City manager fired “without cause”

After less than 18 months on the job, Moab City Manager Rebecca Davidson was fired last week from her position as the city’s top administrator.

The Moab City Council voted 3-1 during a special meeting on Friday, Sept. 30, to terminate Davidson’s three-year contract “without cause,” or for reasons that are not related to misconduct. Council member Heila Ershadi voted against the majority, and Rani Derasary was absent from the meeting.

The move came just 17 days after Moab Mayor Dave Sakrison placed Davidson on paid administrative leave, pending an outside legal counsel’s investigation of unspecified “internal issues.”

Under the terms of her contract, Davidson received a lump-sum severance payment equal to nine months of her annual base salary, which stood at $115,000 when the city hired her in March 2015.

Davidson could not be reached for comment.

In a prepared statement, the city thanked Davidson for her “hard work” and her efforts to address many important issues that the city faces, including the time she spent on projects to upgrade the city’s infrastructure.

Since the council’s decision to terminate Davidson involves personnel-related matters, Moab City Council member Kyle Bailey said he is not at liberty to discuss the issue.

“I’m pretty limited (in what I can say),” Bailey told the Moab Sun News. “There are a lot of constitutional issues out there.”

Ershadi said it was impossible for her to make an informed decision without all of the facts, such as those dealing with last month’s departure of former Moab City Police Chief Mike Navarre, and employee turnover within the police department.

The police department has also faced allegations of misconduct involving two former officers accused of drinking alcohol with minors at an underage party. Several other officers have reportedly been put on administrative leave, or placed on “corrective action plans,” according to a person who asked to remain anonymous.

Most recently, the city spent nearly $34,000 on an outside legal counsel’s investigation of issues that appear to involve the police department. However, that Salt Lake City firm’s report has been heavily redacted, since it seems to focus on personnel-related matters that are largely out of the public view.

“The public does not have all the facts, and frankly, neither does the Moab City Council,” Ershadi said. “We do have a lot of red flags. Soaring legal bills, Internal Affairs investigations, rumors of possible other investigations, high turnover in the police department, and the swift, unexpected departure of our Chief of Police are one handful of these flags.”

Ershadi said she won’t say whether the decision to terminate Davidson’s contract was – or was not – the correct course of action.

“I am saying that I do not approve of making major decisions with serious contextual questions left unanswered,” she said.

Moab City Council member Kalen Jones said that even without more knowledge, he believes that a “nay” vote – or no action on the motion to terminate Davidson’s contract – could have worse consequences for the city than a “yes” vote.

“I think that’s another thing that we as council members have to weigh,” Jones told the Moab Sun News.

Derasary, who was out of town on a previously scheduled break, said she’s hesitant to say with full certainty how she would have voted, since she wasn’t there to hear the council’s discussion.

“What I can say is, I have confidence in the council and the decision they made,” Derasary said.

Controversy followed Davidson to job with city

As some commenters on social media sites have noted, the council’s decision to fire Davidson was not necessarily unexpected, based on her history as administrator of the Town of Timnath, Colorado, and the City of Kemmerer, Wyoming.

- DATA ROWS -
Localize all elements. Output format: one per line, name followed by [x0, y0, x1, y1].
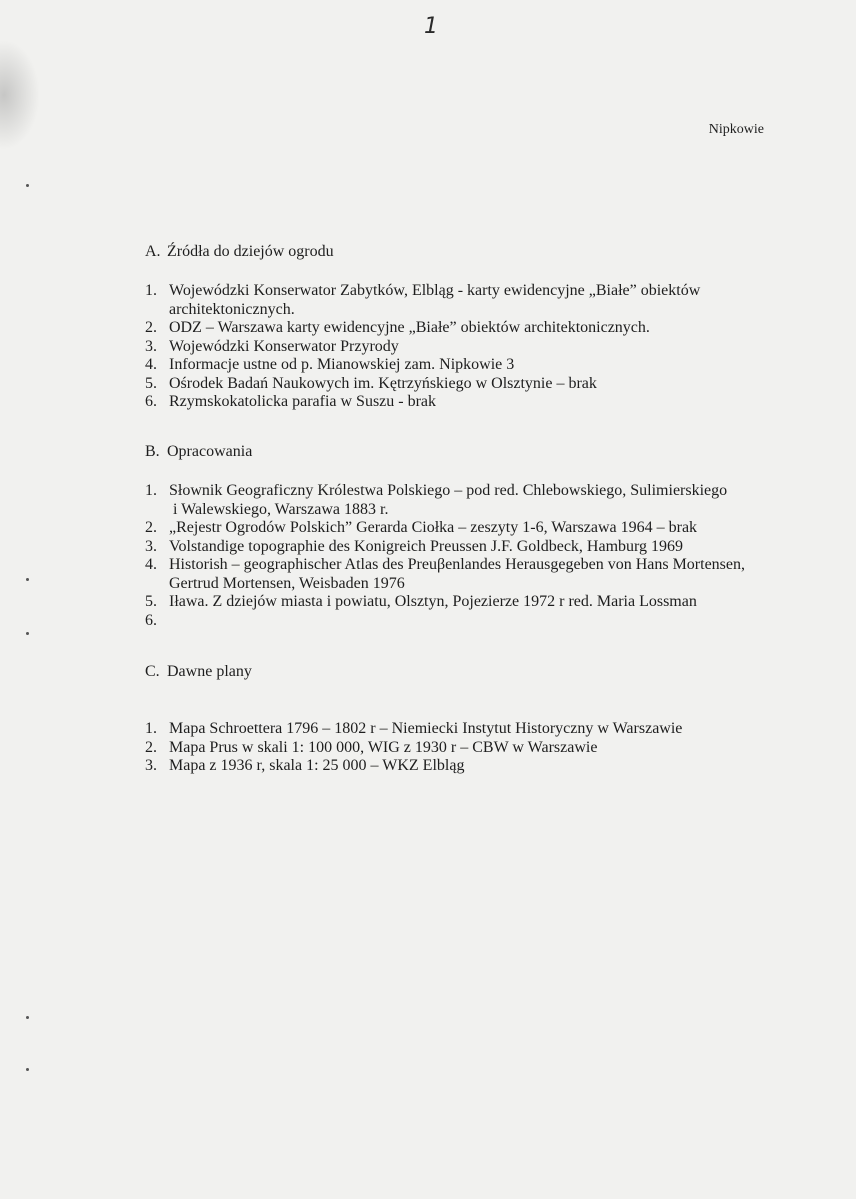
list-item: 1. Wojewódzki Konserwator Zabytków, Elbląg - karty ewidencyjne „Białe” obiektów architektonicznych.	[145, 282, 701, 318]
page-number: 1	[424, 14, 438, 39]
list-item: 1. Mapa Schroettera 1796 – 1802 r – Niemiecki Instytut Historyczny w Warszawie	[145, 720, 683, 737]
scan-speck	[26, 632, 29, 635]
section-b-title: Opracowania	[167, 443, 253, 460]
section-a-heading	[145, 243, 334, 261]
section-a-title: Źródła do dziejów ogrodu	[167, 243, 334, 260]
section-b-heading	[145, 443, 252, 461]
section-b-list	[145, 482, 785, 630]
list-item: 6. Rzymskokatolicka parafia w Suszu - brak	[145, 393, 437, 410]
list-item: 2. Mapa Prus w skali 1: 100 000, WIG z 1930 r – CBW w Warszawie	[145, 738, 598, 756]
list-item: 4. Historish – geographischer Atlas des Preuβenlandes Herausgegeben von Hans Mortensen, Gertrud Mortensen, Weisbaden 1976	[145, 556, 745, 592]
list-item: 6.	[145, 611, 157, 629]
list-item: 2. ODZ – Warszawa karty ewidencyjne „Białe” obiektów architektonicznych.	[145, 319, 650, 336]
list-item: 5. Ośrodek Badań Naukowych im. Kętrzyńskiego w Olsztynie – brak	[145, 374, 597, 392]
list-item: 3. Volstandige topographie des Konigreich Preussen J.F. Goldbeck, Hamburg 1969	[145, 537, 684, 555]
list-item: 3. Wojewódzki Konserwator Przyrody	[145, 337, 399, 355]
section-b-letter: B.	[145, 443, 160, 460]
section-c-title: Dawne plany	[167, 663, 252, 680]
list-item: 2. „Rejestr Ogrodów Polskich” Gerarda Ciołka – zeszyty 1-6, Warszawa 1964 – brak	[145, 519, 698, 536]
section-a-list	[145, 282, 785, 412]
section-c-list	[145, 720, 785, 776]
list-item: 1. Słownik Geograficzny Królestwa Polskiego – pod red. Chlebowskiego, Sulimierskiego i Walewskiego, Warszawa 1883 r.	[145, 482, 728, 518]
scan-speck	[26, 1068, 29, 1071]
list-item: 4. Informacje ustne od p. Mianowskiej zam. Nipkowie 3	[145, 356, 515, 373]
list-item: 3. Mapa z 1936 r, skala 1: 25 000 – WKZ Elbląg	[145, 757, 465, 774]
scan-speck	[26, 578, 29, 581]
scan-speck	[26, 1016, 29, 1019]
header-location: Nipkowie	[708, 122, 764, 137]
section-c-letter: C.	[145, 663, 160, 680]
section-c-heading	[145, 663, 252, 681]
scan-speck	[26, 184, 29, 187]
list-item: 5. Iława. Z dziejów miasta i powiatu, Olsztyn, Pojezierze 1972 r red. Maria Lossman	[145, 593, 697, 610]
section-a-letter: A.	[145, 243, 161, 260]
scan-smudge	[0, 40, 40, 150]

- TO DO -
**a.** In the article on the Moab city manager's firing, how much did the city spend on the outside legal counsel's investigation?
**b.** Write the next part of the article on the Moab city manager's firing, starting after its last sentence.
The entries have no connection to the article on the Moab city manager's firing.

- EXERCISE ANSWERS -
**a.** Nearly $34,000.

**b.**
Davidson was previously involved in a protracted legal battle that pitted a Colorado contractor against the Town of Timnath. The town eventually settled that lawsuit, which came after contract workers accidentally struck a gas line and blew up the Timnath Presbyterian Church in 2009.

With support from that town’s council, Davidson ordered contractors to stop their work, the Coloradoan newspaper of Fort Collins reported. The project builder went on to sue the town and Davidson, claiming that it was owed for work it had already completed, according to the Coloradoan.

The town eventually placed Davidson on paid leave, and she left her job in early 2011. Both sides signed a “nondisparagement” clause that prevented them from speaking publicly about her departure, the Coloradoan reported.

Davidson went on to work for the City of Kemmerer, Wyoming, where she remained until shortly after the City of Moab hired her in March 2015. Even before she left that job the following month, the Moab Sun News received numerous emails from past and present Kemmerer residents who criticized Davidson’s actions as city administrator.

In a March 26, 2015, email message, a former Kemmerer resident wrote that Davidson was “pretty much being run out of Kemmerer on a rail.”

That person – and others – were sharply critical of Davidson’s management syle, which led to the departures or firings of numerous city department heads and employees in Kemmerer, including its police chief, as well as its arts and events director.

“This woman has some seriously anti-social tendencies, and she is going to be run out of Moab before long, too,” the person said.

Despite those criticisms, Davidson rose to the top of the 57 candidates and eight finalists who applied for the job as Moab’s top administrator. Shortly after the city hired her, Sakrison praised Davidson for her background in engineering, as well as her human resources skills.

“Her experience was paramount,” the mayor said in March 2015. “She’s had a broad range of municipal experiences dealing with large capital improvement projects, along with human resources. She covers the bases pretty well.”

Just a few months into the job, though, Davidson upset many in the commmunity when the city terminated, or “restructured,” the positions of longtime city employees David Olsen and Ken Davey.

Davidson has said the city needed to reorganize its previous organizational structure, which appeared to be “kind of jumbled,” and pulled her in different directions. Before the city implemented the changes, Davidson received 11 direct reports from city department heads. But under the reorganization, she said, fewer departments would report directly to her.

The two men’s friends and supporters were skeptical of that justification, though, and they raised questions about other possible motives behind the decision to fire Olsen and Davey.

The criticisms of Davidson continued when former Moab City Public Works Director Jeff Foster resigned in January 2016, telling the Moab Sun News that he could no longer work under the conditions that “management” created. Foster’s position has remained vacant since he left the job.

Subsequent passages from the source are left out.